* _WHAT THE TASK REQUIRES_: Give every entry again, word for word and in full.

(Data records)
---
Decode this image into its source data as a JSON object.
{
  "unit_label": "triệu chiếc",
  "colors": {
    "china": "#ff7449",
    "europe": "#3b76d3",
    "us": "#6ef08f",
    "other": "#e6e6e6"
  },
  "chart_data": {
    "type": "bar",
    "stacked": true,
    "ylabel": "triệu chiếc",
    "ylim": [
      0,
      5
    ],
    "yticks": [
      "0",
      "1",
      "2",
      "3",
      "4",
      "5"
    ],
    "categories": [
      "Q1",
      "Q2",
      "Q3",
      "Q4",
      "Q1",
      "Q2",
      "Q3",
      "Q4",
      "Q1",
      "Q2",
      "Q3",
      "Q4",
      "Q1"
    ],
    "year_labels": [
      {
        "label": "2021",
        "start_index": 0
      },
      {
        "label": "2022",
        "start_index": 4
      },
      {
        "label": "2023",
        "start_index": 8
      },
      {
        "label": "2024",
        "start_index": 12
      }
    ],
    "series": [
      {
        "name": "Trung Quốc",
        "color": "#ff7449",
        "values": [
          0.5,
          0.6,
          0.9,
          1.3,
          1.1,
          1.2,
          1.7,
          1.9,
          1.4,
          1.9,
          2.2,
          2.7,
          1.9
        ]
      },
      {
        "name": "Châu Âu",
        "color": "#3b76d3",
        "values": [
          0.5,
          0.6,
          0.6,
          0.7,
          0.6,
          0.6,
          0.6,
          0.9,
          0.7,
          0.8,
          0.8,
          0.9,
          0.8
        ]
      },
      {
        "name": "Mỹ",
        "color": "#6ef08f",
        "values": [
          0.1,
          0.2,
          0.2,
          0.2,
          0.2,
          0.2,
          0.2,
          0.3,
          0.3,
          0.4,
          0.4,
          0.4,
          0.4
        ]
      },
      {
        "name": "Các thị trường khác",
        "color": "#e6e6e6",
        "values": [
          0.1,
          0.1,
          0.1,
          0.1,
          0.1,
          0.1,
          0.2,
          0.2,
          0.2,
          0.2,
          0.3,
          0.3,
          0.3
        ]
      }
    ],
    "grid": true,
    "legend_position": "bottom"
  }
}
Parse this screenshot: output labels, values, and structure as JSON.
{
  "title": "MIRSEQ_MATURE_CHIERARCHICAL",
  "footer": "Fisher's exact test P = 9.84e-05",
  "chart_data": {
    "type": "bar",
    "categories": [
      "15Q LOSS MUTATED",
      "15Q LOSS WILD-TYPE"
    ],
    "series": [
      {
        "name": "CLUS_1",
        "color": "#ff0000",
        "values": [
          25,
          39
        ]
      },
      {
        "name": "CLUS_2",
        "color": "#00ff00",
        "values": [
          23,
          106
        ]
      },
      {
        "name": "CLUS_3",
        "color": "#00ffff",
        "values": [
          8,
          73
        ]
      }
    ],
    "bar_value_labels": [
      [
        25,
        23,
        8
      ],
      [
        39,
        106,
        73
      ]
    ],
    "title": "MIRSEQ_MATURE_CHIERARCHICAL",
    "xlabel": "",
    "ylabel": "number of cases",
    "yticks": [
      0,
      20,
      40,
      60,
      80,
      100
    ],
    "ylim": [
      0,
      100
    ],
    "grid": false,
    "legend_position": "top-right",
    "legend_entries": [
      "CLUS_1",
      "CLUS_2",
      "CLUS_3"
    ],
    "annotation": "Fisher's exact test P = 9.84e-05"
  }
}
---
* _SOLUTION_:
Decode this image into its source data as a JSON object.
{
  "unit_label": "triệu chiếc",
  "colors": {
    "china": "#ff7449",
    "europe": "#3b76d3",
    "us": "#6ef08f",
    "other": "#e6e6e6"
  },
  "chart_data": {
    "type": "bar",
    "stacked": true,
    "ylabel": "triệu chiếc",
    "ylim": [
      0,
      5
    ],
    "yticks": [
      "0",
      "1",
      "2",
      "3",
      "4",
      "5"
    ],
    "categories": [
      "Q1",
      "Q2",
      "Q3",
      "Q4",
      "Q1",
      "Q2",
      "Q3",
      "Q4",
      "Q1",
      "Q2",
      "Q3",
      "Q4",
      "Q1"
    ],
    "year_labels": [
      {
        "label": "2021",
        "start_index": 0
      },
      {
        "label": "2022",
        "start_index": 4
      },
      {
        "label": "2023",
        "start_index": 8
      },
      {
        "label": "2024",
        "start_index": 12
      }
    ],
    "series": [
      {
        "name": "Trung Quốc",
        "color": "#ff7449",
        "values": [
          0.5,
          0.6,
          0.9,
          1.3,
          1.1,
          1.2,
          1.7,
          1.9,
          1.4,
          1.9,
          2.2,
          2.7,
          1.9
        ]
      },
      {
        "name": "Châu Âu",
        "color": "#3b76d3",
        "values": [
          0.5,
          0.6,
          0.6,
          0.7,
          0.6,
          0.6,
          0.6,
          0.9,
          0.7,
          0.8,
          0.8,
          0.9,
          0.8
        ]
      },
      {
        "name": "Mỹ",
        "color": "#6ef08f",
        "values": [
          0.1,
          0.2,
          0.2,
          0.2,
          0.2,
          0.2,
          0.2,
          0.3,
          0.3,
          0.4,
          0.4,
          0.4,
          0.4
        ]
      },
      {
        "name": "Các thị trường khác",
        "color": "#e6e6e6",
        "values": [
          0.1,
          0.1,
          0.1,
          0.1,
          0.1,
          0.1,
          0.2,
          0.2,
          0.2,
          0.2,
          0.3,
          0.3,
          0.3
        ]
      }
    ],
    "grid": true,
    "legend_position": "bottom"
  }
}
Parse this screenshot: output labels, values, and structure as JSON.
{
  "title": "MIRSEQ_MATURE_CHIERARCHICAL",
  "footer": "Fisher's exact test P = 9.84e-05",
  "chart_data": {
    "type": "bar",
    "categories": [
      "15Q LOSS MUTATED",
      "15Q LOSS WILD-TYPE"
    ],
    "series": [
      {
        "name": "CLUS_1",
        "color": "#ff0000",
        "values": [
          25,
          39
        ]
      },
      {
        "name": "CLUS_2",
        "color": "#00ff00",
        "values": [
          23,
          106
        ]
      },
      {
        "name": "CLUS_3",
        "color": "#00ffff",
        "values": [
          8,
          73
        ]
      }
    ],
    "bar_value_labels": [
      [
        25,
        23,
        8
      ],
      [
        39,
        106,
        73
      ]
    ],
    "title": "MIRSEQ_MATURE_CHIERARCHICAL",
    "xlabel": "",
    "ylabel": "number of cases",
    "yticks": [
      0,
      20,
      40,
      60,
      80,
      100
    ],
    "ylim": [
      0,
      100
    ],
    "grid": false,
    "legend_position": "top-right",
    "legend_entries": [
      "CLUS_1",
      "CLUS_2",
      "CLUS_3"
    ],
    "annotation": "Fisher's exact test P = 9.84e-05"
  }
}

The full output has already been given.